Collect every line below that contains the word "item".

------ Given data

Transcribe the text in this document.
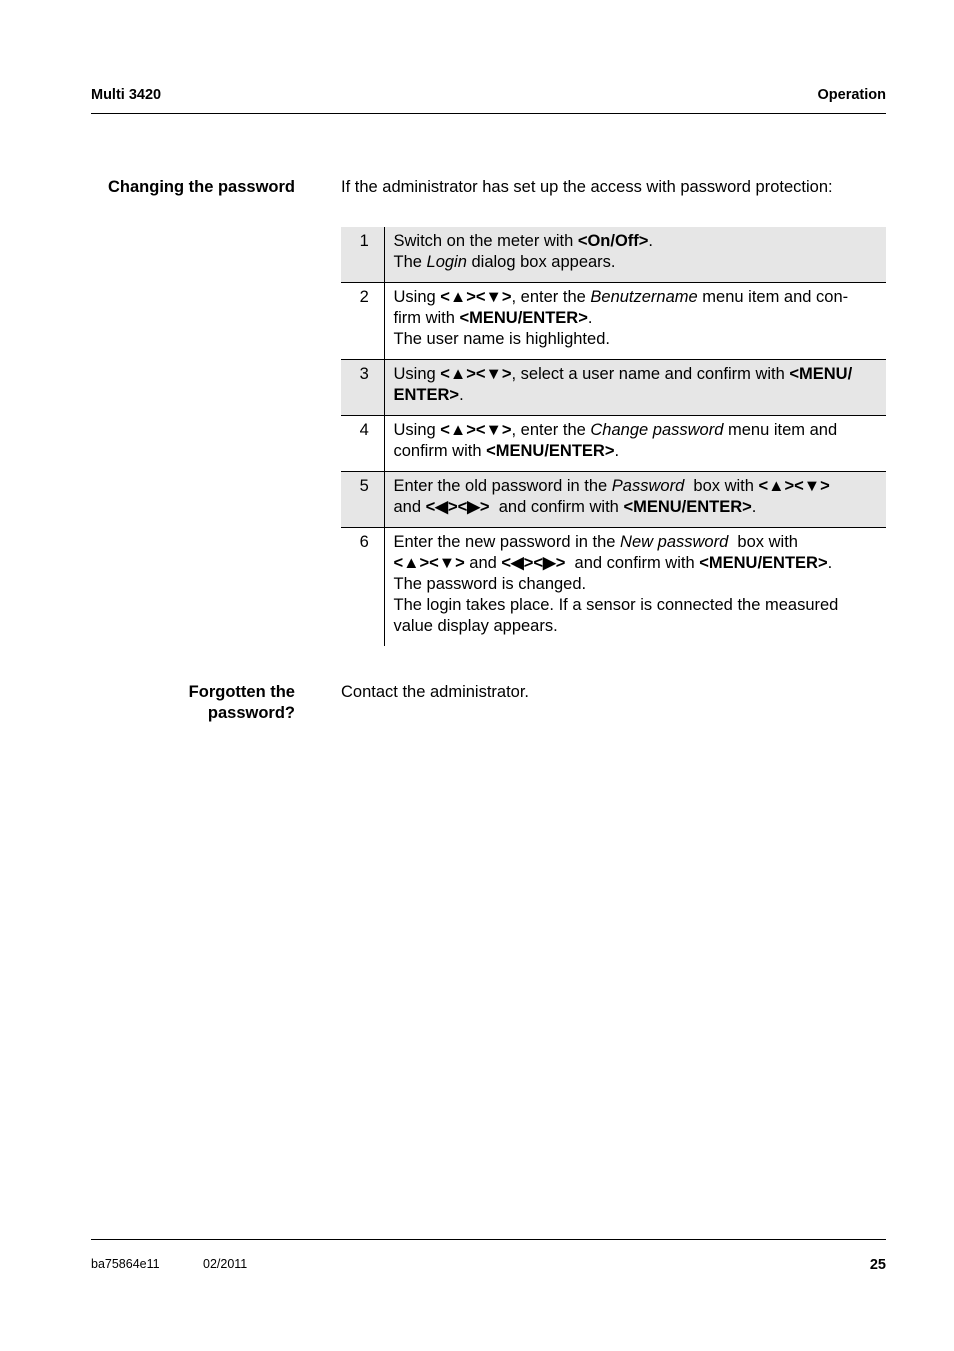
Multi 3420	Operation
Changing the password	If the administrator has set up the access with password protection:
1	Switch on the meter with <On/Off>.
The Login dialog box appears.
2	Using <▲><▼>, enter the Benutzername menu item and con-
firm with <MENU/ENTER>.
The user name is highlighted.
3	Using <▲><▼>, select a user name and confirm with <MENU/
ENTER>.
4	Using <▲><▼>, enter the Change password menu item and
confirm with <MENU/ENTER>.
5	Enter the old password in the Password  box with <▲><▼>
and <◀><▶>  and confirm with <MENU/ENTER>.
6	Enter the new password in the New password  box with
<▲><▼> and <◀><▶>  and confirm with <MENU/ENTER>.
The password is changed.
The login takes place. If a sensor is connected the measured
value display appears.
Forgotten the
password?
Contact the administrator.
ba75864e11	02/2011	25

------------

» **The result**
2	Using <▲><▼>, enter the Benutzername menu item and con-
4	Using <▲><▼>, enter the Change password menu item and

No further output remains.